■ **Task brief**:
Write out all of the data without omission, exactly as shown.

[Start of Source records]

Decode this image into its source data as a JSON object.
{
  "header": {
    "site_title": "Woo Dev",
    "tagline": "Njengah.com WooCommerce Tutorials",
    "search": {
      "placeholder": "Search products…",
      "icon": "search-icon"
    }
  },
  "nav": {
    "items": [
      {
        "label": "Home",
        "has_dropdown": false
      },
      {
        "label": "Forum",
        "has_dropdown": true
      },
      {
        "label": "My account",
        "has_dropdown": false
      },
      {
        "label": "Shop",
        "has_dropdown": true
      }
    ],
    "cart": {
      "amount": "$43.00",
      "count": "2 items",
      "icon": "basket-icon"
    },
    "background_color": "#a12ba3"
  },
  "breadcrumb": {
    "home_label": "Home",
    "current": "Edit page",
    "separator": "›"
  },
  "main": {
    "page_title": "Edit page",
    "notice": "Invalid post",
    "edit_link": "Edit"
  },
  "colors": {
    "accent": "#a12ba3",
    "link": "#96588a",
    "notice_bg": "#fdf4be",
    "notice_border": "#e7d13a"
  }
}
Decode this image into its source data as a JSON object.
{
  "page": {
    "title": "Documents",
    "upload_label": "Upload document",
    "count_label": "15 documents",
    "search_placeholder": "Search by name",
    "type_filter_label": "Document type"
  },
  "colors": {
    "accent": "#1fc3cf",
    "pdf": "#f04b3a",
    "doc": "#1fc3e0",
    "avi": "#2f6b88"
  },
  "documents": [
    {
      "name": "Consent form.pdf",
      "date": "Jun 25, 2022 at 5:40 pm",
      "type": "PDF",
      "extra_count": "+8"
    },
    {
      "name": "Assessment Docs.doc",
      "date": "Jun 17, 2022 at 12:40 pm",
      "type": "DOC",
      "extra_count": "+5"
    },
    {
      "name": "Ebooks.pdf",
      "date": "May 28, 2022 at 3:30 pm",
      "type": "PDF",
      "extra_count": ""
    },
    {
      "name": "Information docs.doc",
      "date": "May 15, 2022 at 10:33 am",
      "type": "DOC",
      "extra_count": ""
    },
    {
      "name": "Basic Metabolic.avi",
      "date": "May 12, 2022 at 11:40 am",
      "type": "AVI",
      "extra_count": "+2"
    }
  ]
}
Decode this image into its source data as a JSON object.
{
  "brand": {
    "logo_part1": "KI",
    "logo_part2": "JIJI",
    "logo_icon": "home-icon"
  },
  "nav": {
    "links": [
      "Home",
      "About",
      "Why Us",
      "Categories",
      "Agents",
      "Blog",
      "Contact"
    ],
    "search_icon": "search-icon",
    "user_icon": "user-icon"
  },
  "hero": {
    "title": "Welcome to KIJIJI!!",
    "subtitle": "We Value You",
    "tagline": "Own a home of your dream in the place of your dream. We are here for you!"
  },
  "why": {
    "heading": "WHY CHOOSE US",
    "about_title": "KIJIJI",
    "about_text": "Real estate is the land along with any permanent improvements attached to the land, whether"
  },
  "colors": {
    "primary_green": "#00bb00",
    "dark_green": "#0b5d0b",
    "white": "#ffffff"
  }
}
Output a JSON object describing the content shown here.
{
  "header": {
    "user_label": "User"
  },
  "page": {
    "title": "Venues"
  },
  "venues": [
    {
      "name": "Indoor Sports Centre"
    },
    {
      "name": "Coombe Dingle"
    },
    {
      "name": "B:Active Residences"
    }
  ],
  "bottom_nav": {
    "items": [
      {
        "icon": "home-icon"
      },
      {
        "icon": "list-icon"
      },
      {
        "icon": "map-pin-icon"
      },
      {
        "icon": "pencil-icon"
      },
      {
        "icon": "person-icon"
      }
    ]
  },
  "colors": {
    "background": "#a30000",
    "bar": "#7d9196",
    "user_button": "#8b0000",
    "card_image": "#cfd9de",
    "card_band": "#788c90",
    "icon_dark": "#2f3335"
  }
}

[End of Source records]

■ **Finished answer**:
Decode this image into its source data as a JSON object.
{
  "header": {
    "site_title": "Woo Dev",
    "tagline": "Njengah.com WooCommerce Tutorials",
    "search": {
      "placeholder": "Search products…",
      "icon": "search-icon"
    }
  },
  "nav": {
    "items": [
      {
        "label": "Home",
        "has_dropdown": false
      },
      {
        "label": "Forum",
        "has_dropdown": true
      },
      {
        "label": "My account",
        "has_dropdown": false
      },
      {
        "label": "Shop",
        "has_dropdown": true
      }
    ],
    "cart": {
      "amount": "$43.00",
      "count": "2 items",
      "icon": "basket-icon"
    },
    "background_color": "#a12ba3"
  },
  "breadcrumb": {
    "home_label": "Home",
    "current": "Edit page",
    "separator": "›"
  },
  "main": {
    "page_title": "Edit page",
    "notice": "Invalid post",
    "edit_link": "Edit"
  },
  "colors": {
    "accent": "#a12ba3",
    "link": "#96588a",
    "notice_bg": "#fdf4be",
    "notice_border": "#e7d13a"
  }
}
Decode this image into its source data as a JSON object.
{
  "page": {
    "title": "Documents",
    "upload_label": "Upload document",
    "count_label": "15 documents",
    "search_placeholder": "Search by name",
    "type_filter_label": "Document type"
  },
  "colors": {
    "accent": "#1fc3cf",
    "pdf": "#f04b3a",
    "doc": "#1fc3e0",
    "avi": "#2f6b88"
  },
  "documents": [
    {
      "name": "Consent form.pdf",
      "date": "Jun 25, 2022 at 5:40 pm",
      "type": "PDF",
      "extra_count": "+8"
    },
    {
      "name": "Assessment Docs.doc",
      "date": "Jun 17, 2022 at 12:40 pm",
      "type": "DOC",
      "extra_count": "+5"
    },
    {
      "name": "Ebooks.pdf",
      "date": "May 28, 2022 at 3:30 pm",
      "type": "PDF",
      "extra_count": ""
    },
    {
      "name": "Information docs.doc",
      "date": "May 15, 2022 at 10:33 am",
      "type": "DOC",
      "extra_count": ""
    },
    {
      "name": "Basic Metabolic.avi",
      "date": "May 12, 2022 at 11:40 am",
      "type": "AVI",
      "extra_count": "+2"
    }
  ]
}
Decode this image into its source data as a JSON object.
{
  "brand": {
    "logo_part1": "KI",
    "logo_part2": "JIJI",
    "logo_icon": "home-icon"
  },
  "nav": {
    "links": [
      "Home",
      "About",
      "Why Us",
      "Categories",
      "Agents",
      "Blog",
      "Contact"
    ],
    "search_icon": "search-icon",
    "user_icon": "user-icon"
  },
  "hero": {
    "title": "Welcome to KIJIJI!!",
    "subtitle": "We Value You",
    "tagline": "Own a home of your dream in the place of your dream. We are here for you!"
  },
  "why": {
    "heading": "WHY CHOOSE US",
    "about_title": "KIJIJI",
    "about_text": "Real estate is the land along with any permanent improvements attached to the land, whether"
  },
  "colors": {
    "primary_green": "#00bb00",
    "dark_green": "#0b5d0b",
    "white": "#ffffff"
  }
}
Output a JSON object describing the content shown here.
{
  "header": {
    "user_label": "User"
  },
  "page": {
    "title": "Venues"
  },
  "venues": [
    {
      "name": "Indoor Sports Centre"
    },
    {
      "name": "Coombe Dingle"
    },
    {
      "name": "B:Active Residences"
    }
  ],
  "bottom_nav": {
    "items": [
      {
        "icon": "home-icon"
      },
      {
        "icon": "list-icon"
      },
      {
        "icon": "map-pin-icon"
      },
      {
        "icon": "pencil-icon"
      },
      {
        "icon": "person-icon"
      }
    ]
  },
  "colors": {
    "background": "#a30000",
    "bar": "#7d9196",
    "user_button": "#8b0000",
    "card_image": "#cfd9de",
    "card_band": "#788c90",
    "icon_dark": "#2f3335"
  }
}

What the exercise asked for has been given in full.